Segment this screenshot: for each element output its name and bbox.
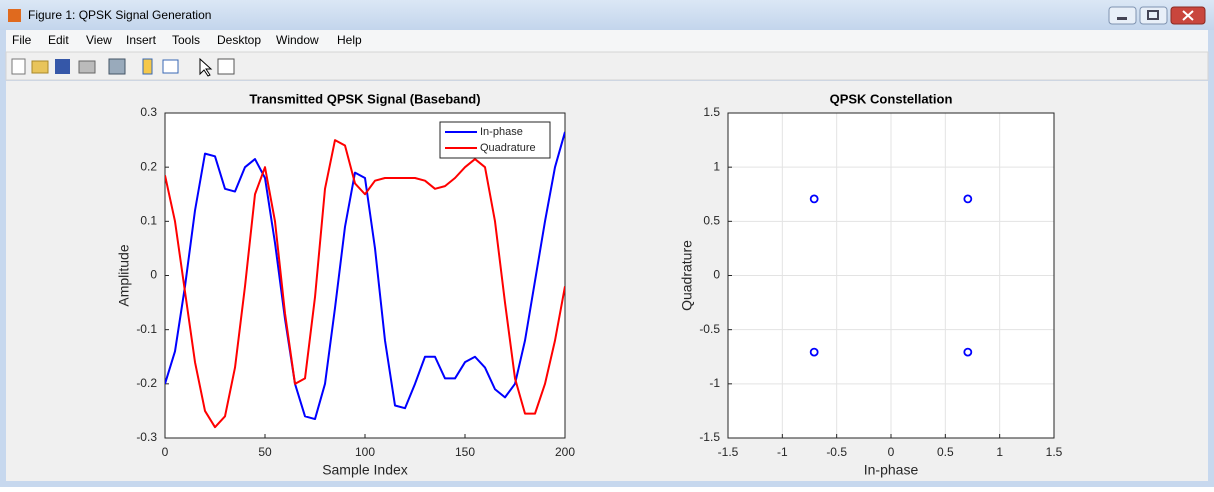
x-tick-label: 200 [555,445,575,459]
y-tick-label: -0.3 [136,430,157,444]
print-icon[interactable] [78,60,96,74]
colorbar-icon[interactable] [142,58,153,75]
window-title: Figure 1: QPSK Signal Generation [28,8,211,22]
plot-area [165,113,565,438]
legend-label: Quadrature [480,142,536,154]
menu-item[interactable]: Window [276,33,319,47]
data-point [809,347,819,357]
menu-item[interactable]: View [86,33,112,47]
legend-label: In-phase [480,126,523,138]
app-icon [8,9,21,22]
close-icon [1182,10,1194,21]
y-axis-label: Quadrature [679,240,695,311]
x-tick-label: 1.5 [1046,445,1063,459]
toolbar [5,51,1209,81]
x-tick-label: -1 [777,445,788,459]
minimize-icon [1117,17,1127,20]
y-tick-label: 0 [713,268,720,282]
minimize-button[interactable] [1108,6,1137,25]
y-axis-label: Amplitude [116,244,132,306]
title-bar [0,0,1214,30]
x-tick-label: 100 [355,445,375,459]
legend-icon[interactable] [162,59,179,74]
y-tick-label: 0.1 [140,214,157,228]
x-tick-label: 150 [455,445,475,459]
y-tick-label: 0.2 [140,159,157,173]
menu-item[interactable]: File [12,33,32,47]
axes-box [164,112,566,439]
x-tick-label: -1.5 [718,445,739,459]
toolbar-icons [11,57,235,77]
data-point [963,194,973,204]
data-point [809,194,819,204]
menu-item[interactable]: Desktop [217,33,261,47]
property-icon[interactable] [217,58,235,75]
new-icon[interactable] [11,58,26,75]
menu-item[interactable]: Tools [172,33,200,47]
x-axis-label: Sample Index [322,462,408,478]
y-tick-label: -0.2 [136,376,157,390]
data-line [165,139,565,429]
pointer-icon[interactable] [199,57,213,77]
x-tick-label: 1 [996,445,1003,459]
menu-item[interactable]: Insert [126,33,157,47]
y-tick-label: 0 [150,268,157,282]
legend-box [439,121,551,159]
x-tick-label: 0 [162,445,169,459]
x-tick-label: 0.5 [937,445,954,459]
data-point [963,347,973,357]
save-icon[interactable] [55,59,70,74]
menu-bar [6,30,1208,52]
data-line [165,131,565,421]
y-tick-label: 0.5 [703,214,720,228]
chart-title: QPSK Constellation [830,91,953,106]
link-icon[interactable] [108,58,126,75]
y-tick-label: -1 [709,376,720,390]
menu-item[interactable]: Help [337,33,362,47]
axes-box [727,112,1055,439]
maximize-button[interactable] [1139,6,1168,25]
y-tick-label: -1.5 [699,430,720,444]
y-tick-label: -0.5 [699,322,720,336]
chart-title: Transmitted QPSK Signal (Baseband) [249,91,480,106]
open-icon[interactable] [31,60,49,74]
y-tick-label: -0.1 [136,322,157,336]
y-tick-label: 1.5 [703,105,720,119]
y-tick-label: 1 [713,159,720,173]
x-axis-label: In-phase [864,462,919,478]
x-tick-label: -0.5 [826,445,847,459]
menu-item[interactable]: Edit [48,33,69,47]
x-tick-label: 0 [888,445,895,459]
maximize-icon [1147,10,1159,20]
y-tick-label: 0.3 [140,105,157,119]
x-tick-label: 50 [258,445,272,459]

→ Aim of the task
Revise the listing so that each occurrence of "QPSK" becomes "8-PSK", with everything else left unchanged. Omit the pictures from your answer.

→ Completed task
Segment this screenshot: for each element output its name and bbox.
x-tick-label: 200 [555,445,575,459]
y-tick-label: -0.3 [136,430,157,444]
print-icon[interactable] [78,60,96,74]
colorbar-icon[interactable] [142,58,153,75]
window-title: Figure 1: 8-PSK Signal Generation [28,8,211,22]
plot-area [165,113,565,438]
legend-label: Quadrature [480,142,536,154]
menu-item[interactable]: Window [276,33,319,47]
data-point [809,347,819,357]
menu-item[interactable]: View [86,33,112,47]
legend-label: In-phase [480,126,523,138]
app-icon [8,9,21,22]
close-icon [1182,10,1194,21]
y-axis-label: Quadrature [679,240,695,311]
x-tick-label: 1.5 [1046,445,1063,459]
toolbar [5,51,1209,81]
x-tick-label: -1 [777,445,788,459]
minimize-icon [1117,17,1127,20]
y-tick-label: 0 [713,268,720,282]
minimize-button[interactable] [1108,6,1137,25]
y-axis-label: Amplitude [116,244,132,306]
title-bar [0,0,1214,30]
x-tick-label: 100 [355,445,375,459]
legend-icon[interactable] [162,59,179,74]
y-tick-label: 0.1 [140,214,157,228]
x-tick-label: 150 [455,445,475,459]
y-tick-label: 0.2 [140,159,157,173]
menu-item[interactable]: File [12,33,32,47]
axes-box [164,112,566,439]
x-tick-label: -1.5 [718,445,739,459]
toolbar-icons [11,57,235,77]
data-point [963,194,973,204]
data-point [809,194,819,204]
menu-item[interactable]: Desktop [217,33,261,47]
property-icon[interactable] [217,58,235,75]
new-icon[interactable] [11,58,26,75]
menu-item[interactable]: Tools [172,33,200,47]
x-axis-label: Sample Index [322,462,408,478]
y-tick-label: -0.2 [136,376,157,390]
data-line [165,139,565,429]
pointer-icon[interactable] [199,57,213,77]
x-tick-label: 1 [996,445,1003,459]
menu-item[interactable]: Insert [126,33,157,47]
y-tick-label: 0 [150,268,157,282]
legend-box [439,121,551,159]
x-tick-label: 0 [162,445,169,459]
x-tick-label: 0.5 [937,445,954,459]
data-point [963,347,973,357]
save-icon[interactable] [55,59,70,74]
menu-bar [6,30,1208,52]
data-line [165,131,565,421]
y-tick-label: 0.5 [703,214,720,228]
chart-title: 8-PSK Constellation [830,91,953,106]
link-icon[interactable] [108,58,126,75]
y-tick-label: -1 [709,376,720,390]
menu-item[interactable]: Help [337,33,362,47]
axes-box [727,112,1055,439]
maximize-button[interactable] [1139,6,1168,25]
y-tick-label: -1.5 [699,430,720,444]
y-tick-label: -0.5 [699,322,720,336]
chart-title: Transmitted 8-PSK Signal (Baseband) [249,91,480,106]
open-icon[interactable] [31,60,49,74]
y-tick-label: -0.1 [136,322,157,336]
y-tick-label: 1.5 [703,105,720,119]
y-tick-label: 1 [713,159,720,173]
x-axis-label: In-phase [864,462,919,478]
x-tick-label: -0.5 [826,445,847,459]
menu-item[interactable]: Edit [48,33,69,47]
x-tick-label: 0 [888,445,895,459]
maximize-icon [1147,10,1159,20]
y-tick-label: 0.3 [140,105,157,119]
x-tick-label: 50 [258,445,272,459]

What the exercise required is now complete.